▶ [RECORD SET]:

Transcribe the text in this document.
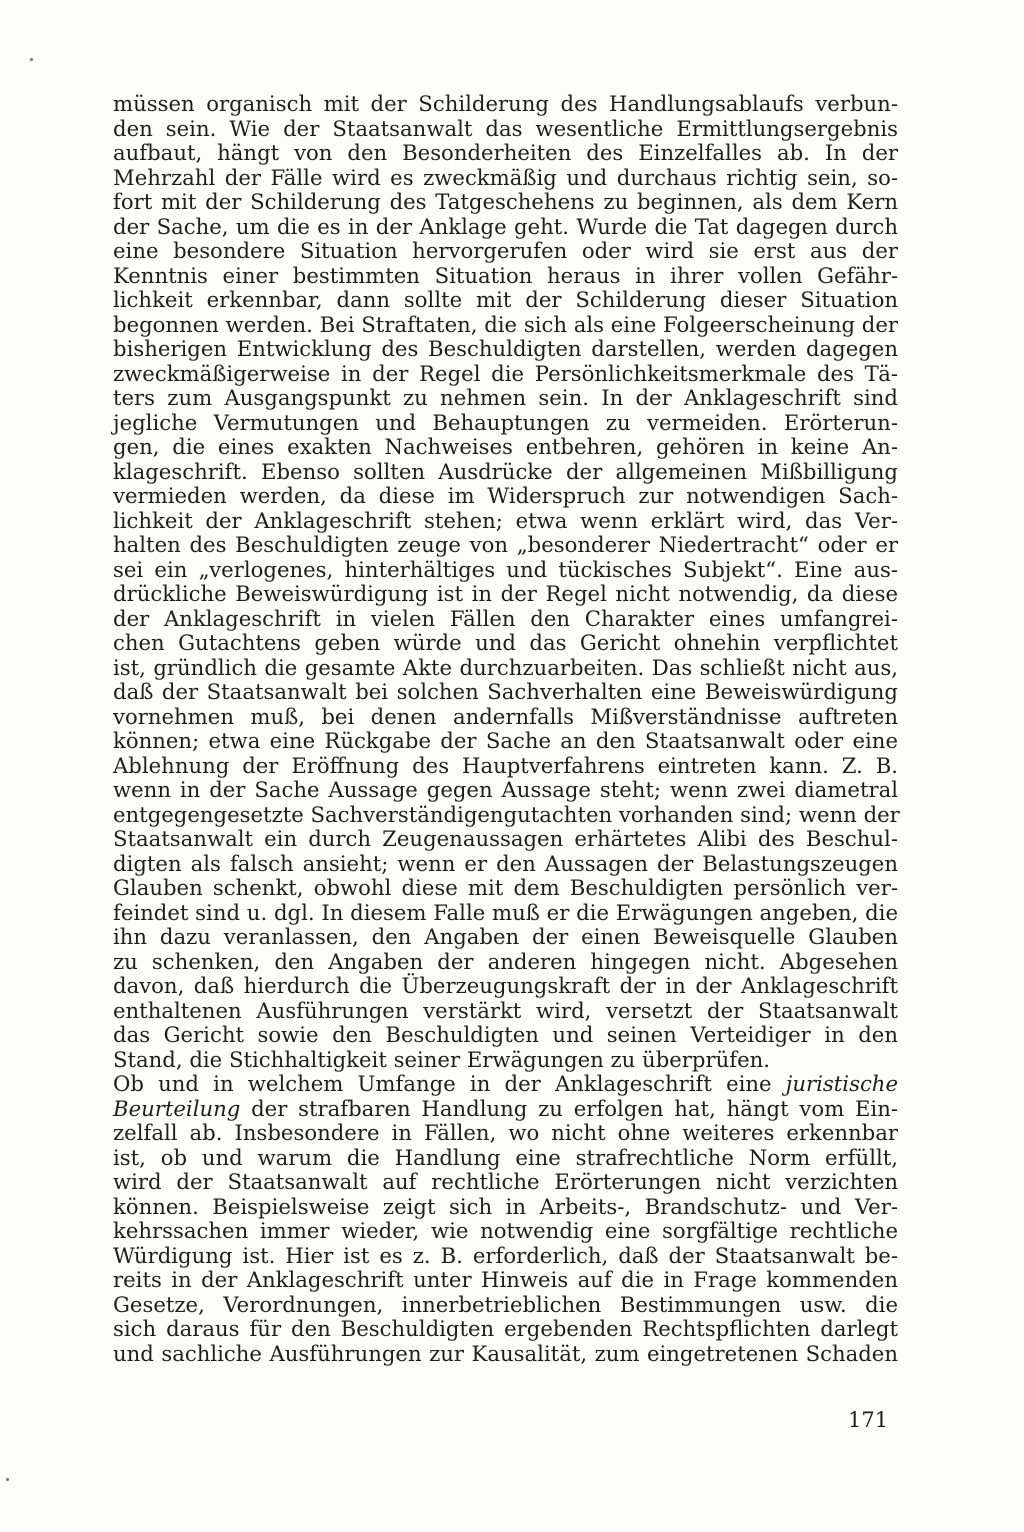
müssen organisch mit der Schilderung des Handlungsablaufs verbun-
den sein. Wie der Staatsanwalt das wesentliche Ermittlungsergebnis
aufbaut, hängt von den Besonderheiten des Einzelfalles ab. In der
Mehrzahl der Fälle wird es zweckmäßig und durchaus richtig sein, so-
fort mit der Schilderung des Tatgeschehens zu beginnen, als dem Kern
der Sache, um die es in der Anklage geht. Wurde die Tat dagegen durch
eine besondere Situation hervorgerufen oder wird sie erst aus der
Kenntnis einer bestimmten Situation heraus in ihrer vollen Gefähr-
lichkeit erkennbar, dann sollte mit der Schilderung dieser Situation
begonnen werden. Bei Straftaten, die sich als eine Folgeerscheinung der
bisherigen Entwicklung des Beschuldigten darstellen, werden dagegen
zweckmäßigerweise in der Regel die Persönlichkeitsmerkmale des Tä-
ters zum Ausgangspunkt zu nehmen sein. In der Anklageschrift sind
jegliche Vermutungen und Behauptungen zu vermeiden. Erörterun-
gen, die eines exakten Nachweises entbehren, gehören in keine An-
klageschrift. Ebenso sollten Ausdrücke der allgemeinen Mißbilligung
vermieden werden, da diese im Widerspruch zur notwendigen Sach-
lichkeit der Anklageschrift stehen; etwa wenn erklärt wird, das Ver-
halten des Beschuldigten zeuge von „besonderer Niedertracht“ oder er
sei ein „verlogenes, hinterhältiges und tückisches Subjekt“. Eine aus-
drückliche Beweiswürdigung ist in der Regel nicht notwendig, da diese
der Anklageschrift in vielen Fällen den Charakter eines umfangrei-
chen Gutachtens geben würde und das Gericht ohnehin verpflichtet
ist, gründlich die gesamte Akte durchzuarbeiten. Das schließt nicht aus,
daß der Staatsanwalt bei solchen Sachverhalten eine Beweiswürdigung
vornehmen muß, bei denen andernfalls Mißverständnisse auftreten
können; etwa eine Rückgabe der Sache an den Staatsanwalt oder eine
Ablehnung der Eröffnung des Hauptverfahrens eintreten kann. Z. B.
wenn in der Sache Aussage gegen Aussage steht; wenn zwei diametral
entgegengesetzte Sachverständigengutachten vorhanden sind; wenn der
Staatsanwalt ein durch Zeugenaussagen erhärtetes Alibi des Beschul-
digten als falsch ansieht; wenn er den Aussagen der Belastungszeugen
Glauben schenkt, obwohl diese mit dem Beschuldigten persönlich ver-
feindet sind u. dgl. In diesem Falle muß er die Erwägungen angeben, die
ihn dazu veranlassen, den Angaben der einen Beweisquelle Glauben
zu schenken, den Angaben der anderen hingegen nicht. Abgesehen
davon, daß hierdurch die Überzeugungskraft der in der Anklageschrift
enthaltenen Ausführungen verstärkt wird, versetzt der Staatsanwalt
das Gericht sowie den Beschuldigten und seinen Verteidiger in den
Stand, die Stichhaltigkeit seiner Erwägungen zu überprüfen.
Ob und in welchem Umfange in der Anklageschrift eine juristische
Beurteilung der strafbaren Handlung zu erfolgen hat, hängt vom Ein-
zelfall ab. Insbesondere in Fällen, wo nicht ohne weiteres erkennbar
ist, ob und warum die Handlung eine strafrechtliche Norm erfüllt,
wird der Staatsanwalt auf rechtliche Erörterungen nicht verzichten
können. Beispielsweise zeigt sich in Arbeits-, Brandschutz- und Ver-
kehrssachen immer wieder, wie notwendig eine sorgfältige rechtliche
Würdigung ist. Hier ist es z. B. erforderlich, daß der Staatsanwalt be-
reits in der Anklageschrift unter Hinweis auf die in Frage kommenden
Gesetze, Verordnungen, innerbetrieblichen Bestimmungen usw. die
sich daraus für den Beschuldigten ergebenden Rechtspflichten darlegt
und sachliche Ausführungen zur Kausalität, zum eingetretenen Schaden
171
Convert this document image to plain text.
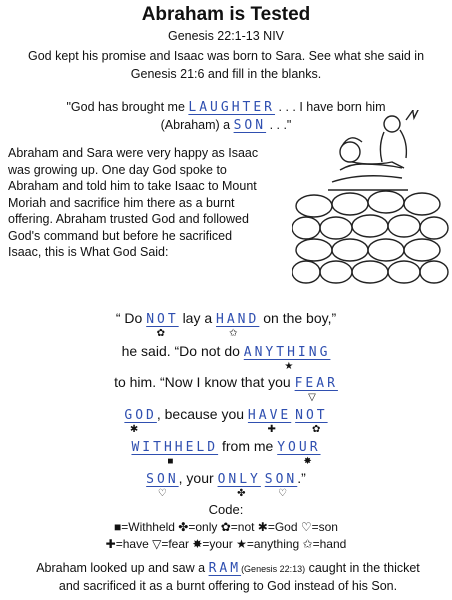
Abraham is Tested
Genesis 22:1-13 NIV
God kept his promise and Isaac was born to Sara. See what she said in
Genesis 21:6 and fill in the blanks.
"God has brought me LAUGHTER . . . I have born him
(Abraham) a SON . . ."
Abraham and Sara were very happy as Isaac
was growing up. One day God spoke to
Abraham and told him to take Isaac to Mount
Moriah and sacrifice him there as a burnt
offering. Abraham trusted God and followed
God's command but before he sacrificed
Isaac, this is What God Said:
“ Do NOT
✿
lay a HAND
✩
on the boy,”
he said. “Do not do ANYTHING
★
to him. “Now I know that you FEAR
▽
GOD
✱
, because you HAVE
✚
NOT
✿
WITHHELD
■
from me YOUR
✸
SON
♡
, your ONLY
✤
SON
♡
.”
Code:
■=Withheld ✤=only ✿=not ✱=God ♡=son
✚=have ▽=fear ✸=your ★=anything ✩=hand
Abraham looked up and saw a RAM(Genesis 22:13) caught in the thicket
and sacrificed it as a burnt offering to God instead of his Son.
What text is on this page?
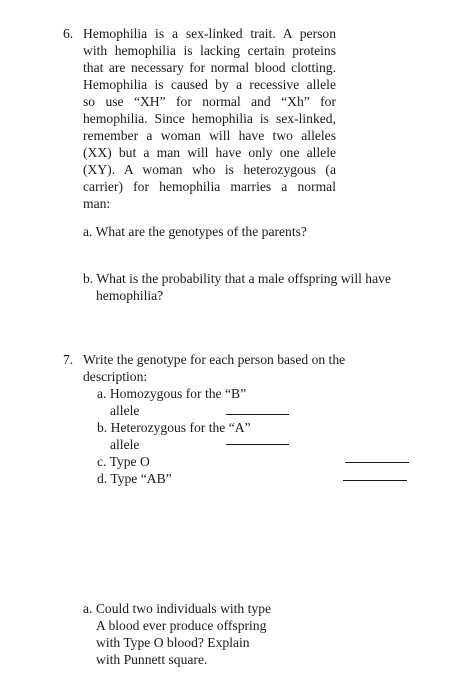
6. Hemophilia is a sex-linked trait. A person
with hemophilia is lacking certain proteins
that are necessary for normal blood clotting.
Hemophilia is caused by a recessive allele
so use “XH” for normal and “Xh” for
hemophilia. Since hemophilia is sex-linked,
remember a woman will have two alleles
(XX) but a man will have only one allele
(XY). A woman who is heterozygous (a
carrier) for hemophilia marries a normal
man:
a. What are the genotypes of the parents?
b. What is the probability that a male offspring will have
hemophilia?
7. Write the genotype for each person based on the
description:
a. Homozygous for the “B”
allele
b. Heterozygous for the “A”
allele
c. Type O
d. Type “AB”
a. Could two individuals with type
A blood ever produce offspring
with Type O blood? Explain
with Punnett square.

▶ [BRIEF]: The lines to show are those in the data above that include "Glauben".

▶ [TASK SOLUTION]:
Glauben schenkt, obwohl diese mit dem Beschuldigten persönlich ver-
ihn dazu veranlassen, den Angaben der einen Beweisquelle Glauben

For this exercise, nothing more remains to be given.